Exercise goal ▸
In the birthday letter to Sophie, what is the name of the best friend Sophie treats like a sister?

[[ Excerpt to read, beginning ]]

To my Sophie on her 5th birthday...


To you, my Sophie, on your 5th birthday,

I love how you say things in an odd way or say them incorrectly, but that too is starting to fade.  Your growing up so quickly and already I can tell that you’re bound to be an incredibly graceful and kind young woman.  Though that’s still a ways off.  Thank goodness.

Your wisdom and compassion amazes me and feels beyond just five years old.  You know things about people and sense their inner soul in a way that makes their eyes sparkle.  You win hearts easily and I pray you never break any – though I know you will. 

I love that our dogs are your best friends and you are somehow able to see the good in each pet, even Morgan.  I love that you’re so loyal to your best friend Eliza and treat her like a sister, since you have none of your own.  I’ve always thought of Auntie Rita and Auntie Ne as sisters and I hope you will have your own Rita’s and Ne’s, even as you get older and get your “own life” and boyfriends.  Never let go of the people who will paint your toenails, eat junk food with you, and let you cry uncontrollably on their shoulder or lap.  They are true friends and you should always remember to be there for them.

Remember to love ice cream, just as you do now.  It is the comfort food of our family and, when properly mixed with chocolate, really can turn a bad day around.  Trust me.  Find something physical you love and do it constantly.  Blend the two together (ice cream and something physical) and you’ll never worry about your thighs.  Don’t worry about your thighs.  You are so beautiful and you always will be.  There is no reason – ever – to doubt your beauty, inside or out.

I asked you a few nights ago if you’d always talk to me – always tell me everything.  You promised you would and I plan to hold you to it.  I don’t care if you made the promise when you were four.  So call me.  I’m your mother and I love you and will always miss you unless you’re sitting next to me.  Scratch that - cuddling with me.  And we’ll never get too old to cuddle.

We’ve become great friends, you and I.  I love shopping with you (you’re always honest about what doesn’t look good on me) and I love watching our girlie shows and painting our nails.  I always knew, deep down, that I was meant to have a daughter.  I just never knew she’d be such an incredible person.

In ten years, you might be slamming the bedroom door, yelling something about how all of your friends get to do this or that…and probably something about how it’s just not “fair”…but I’m here to tell you that as long as you’re able to grow up and you’re healthy, as long as I’m able to watch you grow up, and as long as you always know how much I love you, life will be fair enough.

[[ Excerpt to read, end ]]
[[ Extracted entries, beginning ]]

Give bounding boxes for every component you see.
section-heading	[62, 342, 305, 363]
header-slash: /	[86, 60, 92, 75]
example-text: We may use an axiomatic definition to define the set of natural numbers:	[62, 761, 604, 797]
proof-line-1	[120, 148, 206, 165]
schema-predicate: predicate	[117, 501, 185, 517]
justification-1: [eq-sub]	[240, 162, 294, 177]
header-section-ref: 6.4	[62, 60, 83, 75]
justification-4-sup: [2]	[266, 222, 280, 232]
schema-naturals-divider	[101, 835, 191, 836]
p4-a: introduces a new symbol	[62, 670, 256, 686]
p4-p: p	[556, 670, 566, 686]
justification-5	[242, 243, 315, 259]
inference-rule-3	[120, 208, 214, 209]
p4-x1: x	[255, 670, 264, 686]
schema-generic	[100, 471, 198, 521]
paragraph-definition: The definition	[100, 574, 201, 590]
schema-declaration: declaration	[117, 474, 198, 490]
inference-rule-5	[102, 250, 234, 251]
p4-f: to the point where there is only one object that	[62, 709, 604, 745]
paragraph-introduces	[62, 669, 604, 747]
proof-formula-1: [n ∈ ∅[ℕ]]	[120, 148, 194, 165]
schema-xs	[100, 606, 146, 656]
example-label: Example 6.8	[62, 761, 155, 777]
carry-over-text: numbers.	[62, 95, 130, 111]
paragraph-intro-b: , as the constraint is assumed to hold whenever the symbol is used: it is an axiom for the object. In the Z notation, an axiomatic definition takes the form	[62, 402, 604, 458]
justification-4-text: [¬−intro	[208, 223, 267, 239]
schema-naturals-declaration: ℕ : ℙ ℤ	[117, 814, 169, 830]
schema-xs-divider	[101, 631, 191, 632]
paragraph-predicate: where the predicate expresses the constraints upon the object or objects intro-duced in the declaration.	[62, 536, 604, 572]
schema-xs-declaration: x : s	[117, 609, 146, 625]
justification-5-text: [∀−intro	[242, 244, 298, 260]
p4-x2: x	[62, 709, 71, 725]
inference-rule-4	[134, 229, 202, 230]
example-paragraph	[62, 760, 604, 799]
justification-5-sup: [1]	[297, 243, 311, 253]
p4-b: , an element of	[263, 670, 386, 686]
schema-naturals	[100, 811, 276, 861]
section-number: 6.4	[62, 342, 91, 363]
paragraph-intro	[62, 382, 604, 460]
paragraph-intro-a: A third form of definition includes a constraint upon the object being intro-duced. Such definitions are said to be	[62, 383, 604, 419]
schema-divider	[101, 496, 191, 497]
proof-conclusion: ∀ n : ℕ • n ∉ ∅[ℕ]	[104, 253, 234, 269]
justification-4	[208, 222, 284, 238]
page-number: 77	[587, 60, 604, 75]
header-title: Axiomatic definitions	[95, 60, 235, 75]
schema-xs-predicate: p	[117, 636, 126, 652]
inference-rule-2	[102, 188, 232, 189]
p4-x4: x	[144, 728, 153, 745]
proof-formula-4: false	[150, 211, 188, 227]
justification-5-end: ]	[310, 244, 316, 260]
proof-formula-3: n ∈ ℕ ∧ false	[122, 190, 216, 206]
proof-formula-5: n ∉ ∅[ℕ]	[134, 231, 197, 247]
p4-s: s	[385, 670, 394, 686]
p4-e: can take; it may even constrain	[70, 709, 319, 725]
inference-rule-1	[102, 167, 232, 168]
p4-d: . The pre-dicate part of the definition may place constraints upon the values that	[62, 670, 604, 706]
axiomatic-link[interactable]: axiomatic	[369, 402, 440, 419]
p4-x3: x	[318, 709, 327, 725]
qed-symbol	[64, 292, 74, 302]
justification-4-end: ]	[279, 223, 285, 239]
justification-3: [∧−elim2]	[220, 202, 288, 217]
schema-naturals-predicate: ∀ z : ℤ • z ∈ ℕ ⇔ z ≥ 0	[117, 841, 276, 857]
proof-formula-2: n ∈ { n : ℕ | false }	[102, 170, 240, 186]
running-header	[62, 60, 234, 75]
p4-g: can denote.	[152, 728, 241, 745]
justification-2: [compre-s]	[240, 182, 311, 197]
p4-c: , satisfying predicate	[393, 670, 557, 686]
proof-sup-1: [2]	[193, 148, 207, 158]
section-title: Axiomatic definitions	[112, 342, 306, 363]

[[ Extracted entries, end ]]

Answer section ▸
Eliza